--- Records for this task ---
== == ==

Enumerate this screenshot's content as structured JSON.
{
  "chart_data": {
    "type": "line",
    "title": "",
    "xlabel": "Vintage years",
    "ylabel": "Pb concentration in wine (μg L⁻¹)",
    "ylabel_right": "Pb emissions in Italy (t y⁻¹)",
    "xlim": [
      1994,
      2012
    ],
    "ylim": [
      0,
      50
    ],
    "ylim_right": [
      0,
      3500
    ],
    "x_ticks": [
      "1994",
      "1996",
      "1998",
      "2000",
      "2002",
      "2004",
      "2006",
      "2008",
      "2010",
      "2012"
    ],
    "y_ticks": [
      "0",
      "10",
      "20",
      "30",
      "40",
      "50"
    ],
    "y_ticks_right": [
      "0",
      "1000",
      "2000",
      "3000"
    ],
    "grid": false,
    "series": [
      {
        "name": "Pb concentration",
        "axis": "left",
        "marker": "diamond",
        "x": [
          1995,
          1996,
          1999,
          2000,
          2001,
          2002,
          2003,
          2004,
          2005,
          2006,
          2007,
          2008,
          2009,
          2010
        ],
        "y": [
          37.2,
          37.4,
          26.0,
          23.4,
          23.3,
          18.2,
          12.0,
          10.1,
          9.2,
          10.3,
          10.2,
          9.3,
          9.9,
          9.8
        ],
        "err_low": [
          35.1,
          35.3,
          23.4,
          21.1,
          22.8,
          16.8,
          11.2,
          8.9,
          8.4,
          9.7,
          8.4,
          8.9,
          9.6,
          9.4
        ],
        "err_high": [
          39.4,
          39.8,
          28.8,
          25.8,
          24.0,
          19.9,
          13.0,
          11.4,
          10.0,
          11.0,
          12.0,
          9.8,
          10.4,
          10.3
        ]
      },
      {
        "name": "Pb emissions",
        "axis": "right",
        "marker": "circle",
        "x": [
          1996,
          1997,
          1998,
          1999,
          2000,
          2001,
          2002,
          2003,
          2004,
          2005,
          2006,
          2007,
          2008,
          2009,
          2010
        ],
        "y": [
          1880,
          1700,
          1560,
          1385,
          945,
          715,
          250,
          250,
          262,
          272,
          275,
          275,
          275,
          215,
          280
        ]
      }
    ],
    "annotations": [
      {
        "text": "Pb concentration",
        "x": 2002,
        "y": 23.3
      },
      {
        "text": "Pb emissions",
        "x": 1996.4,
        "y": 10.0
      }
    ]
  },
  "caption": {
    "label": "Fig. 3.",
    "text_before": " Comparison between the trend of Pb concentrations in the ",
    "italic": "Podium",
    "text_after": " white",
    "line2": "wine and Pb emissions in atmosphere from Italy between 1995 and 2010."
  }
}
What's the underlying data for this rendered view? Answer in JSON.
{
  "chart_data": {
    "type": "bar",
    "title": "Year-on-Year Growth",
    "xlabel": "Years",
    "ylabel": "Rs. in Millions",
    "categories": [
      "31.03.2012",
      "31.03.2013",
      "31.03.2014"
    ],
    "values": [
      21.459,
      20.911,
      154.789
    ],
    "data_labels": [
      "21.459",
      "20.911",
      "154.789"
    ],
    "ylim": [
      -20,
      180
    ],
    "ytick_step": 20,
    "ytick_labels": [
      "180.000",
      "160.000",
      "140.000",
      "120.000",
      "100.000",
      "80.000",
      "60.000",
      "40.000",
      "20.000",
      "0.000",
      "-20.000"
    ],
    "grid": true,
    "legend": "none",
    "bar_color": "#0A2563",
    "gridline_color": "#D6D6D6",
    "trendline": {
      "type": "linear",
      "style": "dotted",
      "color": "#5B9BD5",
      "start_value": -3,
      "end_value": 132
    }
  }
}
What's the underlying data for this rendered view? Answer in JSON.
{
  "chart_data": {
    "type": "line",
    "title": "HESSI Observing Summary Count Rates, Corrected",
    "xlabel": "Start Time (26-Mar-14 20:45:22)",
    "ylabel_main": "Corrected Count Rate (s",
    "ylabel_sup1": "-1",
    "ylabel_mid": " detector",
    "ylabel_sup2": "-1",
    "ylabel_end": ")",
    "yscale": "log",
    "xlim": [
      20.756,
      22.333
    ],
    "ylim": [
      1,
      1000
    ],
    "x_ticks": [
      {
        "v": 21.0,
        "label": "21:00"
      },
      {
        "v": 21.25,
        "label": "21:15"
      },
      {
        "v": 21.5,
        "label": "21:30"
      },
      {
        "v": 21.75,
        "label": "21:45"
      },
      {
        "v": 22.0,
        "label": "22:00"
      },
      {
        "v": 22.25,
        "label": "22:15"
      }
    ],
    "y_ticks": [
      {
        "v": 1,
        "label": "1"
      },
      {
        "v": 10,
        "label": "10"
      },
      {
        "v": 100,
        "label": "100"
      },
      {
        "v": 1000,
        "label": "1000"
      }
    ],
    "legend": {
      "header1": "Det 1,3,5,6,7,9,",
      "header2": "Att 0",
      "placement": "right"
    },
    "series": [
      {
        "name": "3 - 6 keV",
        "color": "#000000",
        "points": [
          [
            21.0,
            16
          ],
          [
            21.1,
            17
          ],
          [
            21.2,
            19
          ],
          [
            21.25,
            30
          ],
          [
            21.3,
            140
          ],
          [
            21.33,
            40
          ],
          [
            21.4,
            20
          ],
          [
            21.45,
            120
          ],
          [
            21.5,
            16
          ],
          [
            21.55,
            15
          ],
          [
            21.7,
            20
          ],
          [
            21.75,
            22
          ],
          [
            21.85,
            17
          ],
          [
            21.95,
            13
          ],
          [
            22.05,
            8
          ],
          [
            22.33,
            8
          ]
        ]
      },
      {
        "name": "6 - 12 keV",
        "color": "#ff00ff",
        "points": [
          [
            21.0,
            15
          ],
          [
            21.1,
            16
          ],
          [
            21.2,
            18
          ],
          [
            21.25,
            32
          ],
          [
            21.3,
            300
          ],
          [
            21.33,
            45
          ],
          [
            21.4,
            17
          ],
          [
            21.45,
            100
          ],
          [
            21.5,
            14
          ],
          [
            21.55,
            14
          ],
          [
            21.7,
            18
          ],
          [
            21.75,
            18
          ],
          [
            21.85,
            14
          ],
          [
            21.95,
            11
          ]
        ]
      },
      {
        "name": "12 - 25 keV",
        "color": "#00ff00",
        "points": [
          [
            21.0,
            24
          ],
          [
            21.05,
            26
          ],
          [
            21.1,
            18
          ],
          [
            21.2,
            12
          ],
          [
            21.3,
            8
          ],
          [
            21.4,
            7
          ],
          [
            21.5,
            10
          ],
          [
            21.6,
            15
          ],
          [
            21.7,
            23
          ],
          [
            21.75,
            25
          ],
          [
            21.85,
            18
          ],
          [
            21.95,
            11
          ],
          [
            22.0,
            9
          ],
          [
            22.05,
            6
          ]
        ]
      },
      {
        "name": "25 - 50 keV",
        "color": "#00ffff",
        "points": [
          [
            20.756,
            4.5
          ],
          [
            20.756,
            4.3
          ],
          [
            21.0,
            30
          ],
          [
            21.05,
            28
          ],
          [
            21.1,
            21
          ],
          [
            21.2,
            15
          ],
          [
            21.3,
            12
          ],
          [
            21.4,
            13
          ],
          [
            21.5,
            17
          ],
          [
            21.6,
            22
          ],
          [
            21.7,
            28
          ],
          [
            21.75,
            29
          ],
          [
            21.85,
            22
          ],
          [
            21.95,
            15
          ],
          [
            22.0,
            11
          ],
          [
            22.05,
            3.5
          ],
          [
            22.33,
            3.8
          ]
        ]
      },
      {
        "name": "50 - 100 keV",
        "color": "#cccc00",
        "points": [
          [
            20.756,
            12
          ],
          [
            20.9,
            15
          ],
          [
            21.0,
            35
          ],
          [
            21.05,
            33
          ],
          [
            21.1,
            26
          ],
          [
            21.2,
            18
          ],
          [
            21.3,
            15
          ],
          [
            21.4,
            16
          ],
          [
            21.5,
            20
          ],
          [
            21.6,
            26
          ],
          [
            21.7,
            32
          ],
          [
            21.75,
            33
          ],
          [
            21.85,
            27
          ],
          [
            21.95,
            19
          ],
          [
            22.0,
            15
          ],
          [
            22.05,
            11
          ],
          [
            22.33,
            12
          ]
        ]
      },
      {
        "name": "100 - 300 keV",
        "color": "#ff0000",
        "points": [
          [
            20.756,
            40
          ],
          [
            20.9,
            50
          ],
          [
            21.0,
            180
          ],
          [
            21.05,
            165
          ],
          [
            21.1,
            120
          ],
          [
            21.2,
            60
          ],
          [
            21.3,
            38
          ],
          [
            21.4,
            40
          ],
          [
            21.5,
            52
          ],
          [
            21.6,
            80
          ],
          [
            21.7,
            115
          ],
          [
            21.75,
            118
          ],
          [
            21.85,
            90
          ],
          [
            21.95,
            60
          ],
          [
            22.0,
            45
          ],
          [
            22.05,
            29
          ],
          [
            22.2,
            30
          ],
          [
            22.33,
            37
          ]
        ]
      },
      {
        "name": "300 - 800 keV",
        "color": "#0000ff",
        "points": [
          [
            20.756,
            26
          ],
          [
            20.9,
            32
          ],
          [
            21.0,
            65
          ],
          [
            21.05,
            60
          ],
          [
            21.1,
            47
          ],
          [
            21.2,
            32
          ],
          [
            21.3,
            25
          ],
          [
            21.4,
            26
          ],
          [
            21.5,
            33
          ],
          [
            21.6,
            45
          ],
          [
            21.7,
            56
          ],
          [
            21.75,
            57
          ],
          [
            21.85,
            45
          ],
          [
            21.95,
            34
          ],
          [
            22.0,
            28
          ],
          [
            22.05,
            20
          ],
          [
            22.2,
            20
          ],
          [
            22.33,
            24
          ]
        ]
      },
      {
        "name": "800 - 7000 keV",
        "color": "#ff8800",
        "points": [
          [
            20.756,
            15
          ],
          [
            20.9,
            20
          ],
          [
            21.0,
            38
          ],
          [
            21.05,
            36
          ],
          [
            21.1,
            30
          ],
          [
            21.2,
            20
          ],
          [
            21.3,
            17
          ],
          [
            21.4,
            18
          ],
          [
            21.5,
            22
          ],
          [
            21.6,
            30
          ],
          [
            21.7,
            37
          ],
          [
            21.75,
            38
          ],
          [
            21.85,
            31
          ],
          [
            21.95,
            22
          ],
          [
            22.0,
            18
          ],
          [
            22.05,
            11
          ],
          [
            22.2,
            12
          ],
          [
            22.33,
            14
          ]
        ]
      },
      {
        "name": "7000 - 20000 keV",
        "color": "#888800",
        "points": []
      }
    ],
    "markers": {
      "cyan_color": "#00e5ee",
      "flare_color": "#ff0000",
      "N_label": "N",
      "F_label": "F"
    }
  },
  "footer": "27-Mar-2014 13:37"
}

== == ==

--- Task description ---
Within the material above, find the lines that contain the word "type"; copy them.

--- Reply to the task ---
    "type": "line",
    "type": "bar",
      "type": "linear",
    "type": "line",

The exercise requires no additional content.